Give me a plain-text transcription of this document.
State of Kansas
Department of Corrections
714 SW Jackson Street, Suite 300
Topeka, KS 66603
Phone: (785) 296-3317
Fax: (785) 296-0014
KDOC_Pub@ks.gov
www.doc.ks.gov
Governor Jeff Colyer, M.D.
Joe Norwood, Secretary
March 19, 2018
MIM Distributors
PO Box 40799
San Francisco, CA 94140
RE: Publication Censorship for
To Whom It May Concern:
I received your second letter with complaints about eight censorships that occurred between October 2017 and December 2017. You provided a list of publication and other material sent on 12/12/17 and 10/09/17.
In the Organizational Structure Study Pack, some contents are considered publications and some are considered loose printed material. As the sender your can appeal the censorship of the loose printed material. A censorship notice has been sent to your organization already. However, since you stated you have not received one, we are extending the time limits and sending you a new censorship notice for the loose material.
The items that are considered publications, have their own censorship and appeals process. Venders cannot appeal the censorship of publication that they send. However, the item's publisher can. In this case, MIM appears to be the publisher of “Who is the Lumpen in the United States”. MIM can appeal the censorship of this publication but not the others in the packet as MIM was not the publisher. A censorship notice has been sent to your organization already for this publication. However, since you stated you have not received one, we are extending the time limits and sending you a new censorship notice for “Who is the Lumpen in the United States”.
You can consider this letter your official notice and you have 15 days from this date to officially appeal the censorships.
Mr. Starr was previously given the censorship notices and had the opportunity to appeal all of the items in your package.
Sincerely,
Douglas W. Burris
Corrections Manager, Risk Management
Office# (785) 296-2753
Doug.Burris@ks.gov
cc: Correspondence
########################################
§ AIM OF THE EXERCISE: Quote the data in full, keeping each word unchanged.

§ EXERCISE RESULT:
Give me a plain-text transcription of this document.
State of Kansas
Department of Corrections
714 SW Jackson Street, Suite 300
Topeka, KS 66603
Phone: (785) 296-3317
Fax: (785) 296-0014
KDOC_Pub@ks.gov
www.doc.ks.gov
Governor Jeff Colyer, M.D.
Joe Norwood, Secretary
March 19, 2018
MIM Distributors
PO Box 40799
San Francisco, CA 94140
RE: Publication Censorship for
To Whom It May Concern:
I received your second letter with complaints about eight censorships that occurred between October 2017 and December 2017. You provided a list of publication and other material sent on 12/12/17 and 10/09/17.
In the Organizational Structure Study Pack, some contents are considered publications and some are considered loose printed material. As the sender your can appeal the censorship of the loose printed material. A censorship notice has been sent to your organization already. However, since you stated you have not received one, we are extending the time limits and sending you a new censorship notice for the loose material.
The items that are considered publications, have their own censorship and appeals process. Venders cannot appeal the censorship of publication that they send. However, the item's publisher can. In this case, MIM appears to be the publisher of “Who is the Lumpen in the United States”. MIM can appeal the censorship of this publication but not the others in the packet as MIM was not the publisher. A censorship notice has been sent to your organization already for this publication. However, since you stated you have not received one, we are extending the time limits and sending you a new censorship notice for “Who is the Lumpen in the United States”.
You can consider this letter your official notice and you have 15 days from this date to officially appeal the censorships.
Mr. Starr was previously given the censorship notices and had the opportunity to appeal all of the items in your package.
Sincerely,
Douglas W. Burris
Corrections Manager, Risk Management
Office# (785) 296-2753
Doug.Burris@ks.gov
cc: Correspondence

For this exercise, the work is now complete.